**SOURCE TEXT**
• • • • •

The Mutation of “Choice” into Coercion

By Dave Andrusko

Editor’s note. My family is on vacation. While we are gone I’ll be running articles from the past 12 months that you’ve indicated you particularly enjoyed. Dave

One lesson no doubt most of us have learned is that even when a presentation comes down with the wrong conclusion, if well thought out, it can help us sharpen our arguments, make us aware of considerations we’ve under-appreciated, and show additional ways to present our case to people who are open to reason. I offer as one example, “Opposition to Abortion and Physician Assistance-In-Dying: The Claim that Choice Can Evolve Into Coercion,” by Sherry F. Colb. (The piece appears at http://writ.news.findlaw.com/colb/20070611.html)

It is a long, long argument, as the title would suggest. But it is very much worth your while. Colb fairly presents some of the best arguments opponents of assisted suicide and abortion offer to demonstrate how easily “choice” can become coercion. In other words, these are (despite her conclusion that they are not) real-life examples of what can easily happen to the notion of “choice” when people are at their point of greatest vulnerability.

• • • • •

**EXTRACTED DATA**

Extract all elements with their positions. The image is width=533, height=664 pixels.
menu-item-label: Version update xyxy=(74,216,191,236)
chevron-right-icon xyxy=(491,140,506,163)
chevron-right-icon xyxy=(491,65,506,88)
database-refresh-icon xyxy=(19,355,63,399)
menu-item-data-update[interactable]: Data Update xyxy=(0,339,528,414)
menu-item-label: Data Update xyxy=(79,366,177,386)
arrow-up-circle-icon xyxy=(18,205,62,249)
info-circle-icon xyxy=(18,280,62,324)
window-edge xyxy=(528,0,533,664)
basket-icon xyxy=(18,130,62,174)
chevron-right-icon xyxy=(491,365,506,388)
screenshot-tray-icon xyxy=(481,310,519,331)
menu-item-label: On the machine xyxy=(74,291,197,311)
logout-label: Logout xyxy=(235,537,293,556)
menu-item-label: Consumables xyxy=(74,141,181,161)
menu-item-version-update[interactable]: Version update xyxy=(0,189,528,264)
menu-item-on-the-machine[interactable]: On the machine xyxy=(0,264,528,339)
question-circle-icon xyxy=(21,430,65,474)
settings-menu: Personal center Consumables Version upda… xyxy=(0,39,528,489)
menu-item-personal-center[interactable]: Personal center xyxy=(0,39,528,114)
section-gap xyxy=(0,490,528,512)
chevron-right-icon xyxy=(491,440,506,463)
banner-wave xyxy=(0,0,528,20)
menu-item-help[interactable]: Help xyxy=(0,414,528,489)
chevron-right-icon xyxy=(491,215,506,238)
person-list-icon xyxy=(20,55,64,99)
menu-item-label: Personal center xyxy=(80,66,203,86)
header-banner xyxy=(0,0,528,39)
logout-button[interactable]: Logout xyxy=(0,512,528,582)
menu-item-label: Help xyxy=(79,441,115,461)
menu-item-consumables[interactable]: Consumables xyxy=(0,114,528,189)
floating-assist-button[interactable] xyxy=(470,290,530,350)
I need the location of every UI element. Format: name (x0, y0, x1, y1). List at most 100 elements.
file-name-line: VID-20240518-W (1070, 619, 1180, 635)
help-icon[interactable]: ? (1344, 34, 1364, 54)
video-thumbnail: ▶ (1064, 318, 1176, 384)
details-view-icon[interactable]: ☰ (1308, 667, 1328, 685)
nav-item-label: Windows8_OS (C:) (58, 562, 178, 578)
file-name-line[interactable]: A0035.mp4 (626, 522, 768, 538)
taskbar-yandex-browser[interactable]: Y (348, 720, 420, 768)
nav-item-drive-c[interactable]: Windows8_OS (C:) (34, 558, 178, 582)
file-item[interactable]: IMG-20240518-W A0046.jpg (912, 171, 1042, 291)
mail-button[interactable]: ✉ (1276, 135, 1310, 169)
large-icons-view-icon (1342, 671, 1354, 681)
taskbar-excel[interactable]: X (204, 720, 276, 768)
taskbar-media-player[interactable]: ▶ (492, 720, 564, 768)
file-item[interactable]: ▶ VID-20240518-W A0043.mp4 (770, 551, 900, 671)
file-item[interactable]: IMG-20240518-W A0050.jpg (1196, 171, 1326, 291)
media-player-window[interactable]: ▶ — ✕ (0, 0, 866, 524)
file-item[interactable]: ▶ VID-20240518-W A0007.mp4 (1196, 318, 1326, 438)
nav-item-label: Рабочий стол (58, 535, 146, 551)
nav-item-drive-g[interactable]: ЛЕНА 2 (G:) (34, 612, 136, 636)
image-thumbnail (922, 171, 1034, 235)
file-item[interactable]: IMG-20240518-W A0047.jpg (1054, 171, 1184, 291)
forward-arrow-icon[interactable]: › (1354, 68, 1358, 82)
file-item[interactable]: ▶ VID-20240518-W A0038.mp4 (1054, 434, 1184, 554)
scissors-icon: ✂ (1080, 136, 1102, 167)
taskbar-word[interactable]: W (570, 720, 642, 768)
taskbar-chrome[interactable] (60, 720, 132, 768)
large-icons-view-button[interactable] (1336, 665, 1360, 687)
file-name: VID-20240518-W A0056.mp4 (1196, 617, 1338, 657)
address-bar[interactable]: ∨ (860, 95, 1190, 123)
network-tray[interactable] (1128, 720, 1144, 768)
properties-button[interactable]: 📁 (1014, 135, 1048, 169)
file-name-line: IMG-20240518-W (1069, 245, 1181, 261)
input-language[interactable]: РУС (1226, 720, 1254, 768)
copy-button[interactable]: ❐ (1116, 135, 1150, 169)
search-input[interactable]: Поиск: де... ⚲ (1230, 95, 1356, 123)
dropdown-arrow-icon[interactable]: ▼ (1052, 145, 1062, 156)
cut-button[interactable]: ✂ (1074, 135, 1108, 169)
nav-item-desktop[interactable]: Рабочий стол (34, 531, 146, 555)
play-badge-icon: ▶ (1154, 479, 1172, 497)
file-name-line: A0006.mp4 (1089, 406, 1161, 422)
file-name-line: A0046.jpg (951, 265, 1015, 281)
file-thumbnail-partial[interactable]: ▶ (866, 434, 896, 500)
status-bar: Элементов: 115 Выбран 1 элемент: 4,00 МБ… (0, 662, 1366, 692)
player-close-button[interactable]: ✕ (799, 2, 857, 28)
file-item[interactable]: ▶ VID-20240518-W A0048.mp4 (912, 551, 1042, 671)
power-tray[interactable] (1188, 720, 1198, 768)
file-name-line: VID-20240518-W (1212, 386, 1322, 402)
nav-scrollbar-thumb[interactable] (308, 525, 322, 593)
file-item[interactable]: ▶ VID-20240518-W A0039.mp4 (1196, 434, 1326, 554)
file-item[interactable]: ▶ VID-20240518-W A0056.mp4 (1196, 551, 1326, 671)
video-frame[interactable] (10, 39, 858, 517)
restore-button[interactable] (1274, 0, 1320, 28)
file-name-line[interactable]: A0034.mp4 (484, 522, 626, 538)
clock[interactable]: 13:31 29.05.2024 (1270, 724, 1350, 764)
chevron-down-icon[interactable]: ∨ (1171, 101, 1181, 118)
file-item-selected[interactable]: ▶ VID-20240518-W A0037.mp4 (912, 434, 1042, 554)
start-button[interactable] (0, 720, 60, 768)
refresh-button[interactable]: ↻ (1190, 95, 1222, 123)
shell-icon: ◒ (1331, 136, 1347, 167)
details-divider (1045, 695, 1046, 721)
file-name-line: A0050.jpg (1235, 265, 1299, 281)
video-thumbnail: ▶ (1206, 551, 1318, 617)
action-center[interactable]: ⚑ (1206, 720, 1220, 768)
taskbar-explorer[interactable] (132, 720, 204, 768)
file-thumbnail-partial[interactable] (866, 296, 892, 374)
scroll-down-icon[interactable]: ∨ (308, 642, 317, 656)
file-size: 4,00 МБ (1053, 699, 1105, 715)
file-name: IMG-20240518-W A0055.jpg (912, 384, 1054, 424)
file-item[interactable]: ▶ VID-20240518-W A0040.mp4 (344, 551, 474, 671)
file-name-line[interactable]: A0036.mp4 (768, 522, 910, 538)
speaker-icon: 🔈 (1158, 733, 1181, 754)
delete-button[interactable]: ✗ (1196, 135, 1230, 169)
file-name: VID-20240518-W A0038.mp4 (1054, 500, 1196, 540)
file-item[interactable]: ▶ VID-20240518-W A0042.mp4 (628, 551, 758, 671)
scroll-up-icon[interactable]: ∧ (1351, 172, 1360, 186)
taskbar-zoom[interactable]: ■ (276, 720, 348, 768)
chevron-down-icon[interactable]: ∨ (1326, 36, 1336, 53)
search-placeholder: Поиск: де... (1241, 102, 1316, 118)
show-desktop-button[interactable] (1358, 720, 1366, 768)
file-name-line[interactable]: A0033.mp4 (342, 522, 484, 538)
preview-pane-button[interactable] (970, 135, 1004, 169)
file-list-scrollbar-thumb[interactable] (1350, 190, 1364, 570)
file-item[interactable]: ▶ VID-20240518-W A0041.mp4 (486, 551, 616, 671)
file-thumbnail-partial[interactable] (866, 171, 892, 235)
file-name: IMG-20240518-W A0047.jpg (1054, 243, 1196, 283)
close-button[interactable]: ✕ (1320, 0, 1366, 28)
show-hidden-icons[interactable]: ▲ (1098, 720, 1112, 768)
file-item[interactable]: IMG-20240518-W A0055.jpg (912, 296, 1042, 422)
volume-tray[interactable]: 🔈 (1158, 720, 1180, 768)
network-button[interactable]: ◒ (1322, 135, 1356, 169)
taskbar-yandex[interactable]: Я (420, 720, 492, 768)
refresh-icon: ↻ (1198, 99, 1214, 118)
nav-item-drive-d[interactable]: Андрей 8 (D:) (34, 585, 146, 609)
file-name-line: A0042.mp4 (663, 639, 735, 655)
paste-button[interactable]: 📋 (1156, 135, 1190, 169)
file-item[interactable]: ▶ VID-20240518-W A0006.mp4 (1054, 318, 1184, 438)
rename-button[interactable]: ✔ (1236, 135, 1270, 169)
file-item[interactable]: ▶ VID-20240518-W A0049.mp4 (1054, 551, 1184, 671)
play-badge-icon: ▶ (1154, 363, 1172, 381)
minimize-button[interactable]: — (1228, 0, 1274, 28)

• • • • •

**WHAT TO DO**
1. In the article on "choice" turning into coercion, who wrote the piece the editor offers as an example?
2. Continue the article on "choice" turning into coercion from where it stops.

**RESULTS OF THE EXERCISE**
1. Sherry F. Colb

2.
The best arguments for the slippery slope from (alleged) choice into coercion begin with two considerations. First, an acknowledgement of human nature and particularly of how the misguided desire not to “burden” others can push people in directions they would not otherwise take.

Second, as Colb puts it, “Sometimes, the very existence of a choice leads people to feel coerced into making it.” This is so true it is positively scary.

Colb cogently and thoughtful lays out three way the very existence of assisted suicide can soften resistance, both from the family and from the patient. I was particularly struck by “the second way in which dying might come to seem like an obligation, rather than a choice.”

Colb means by this the “increasing acceptance of this option by the patient’s family members–the ones who are burdened by the sick, elderly parent and whose inheritances are evaporating. As dying comes to represent a reasonable treatment choice, the ordinary inhibition that people feel about pressuring an aging parent to ‘drop dead’ could dissipate.”

Brutally blunt but true. I have seen this at work in families I would never had expected this from.

Likewise, Colb examines “the manner in which the abortion option might mutate–as opponents suggest–into an abortion mandate.” Again, she offers examples; I find number two to be the most telling.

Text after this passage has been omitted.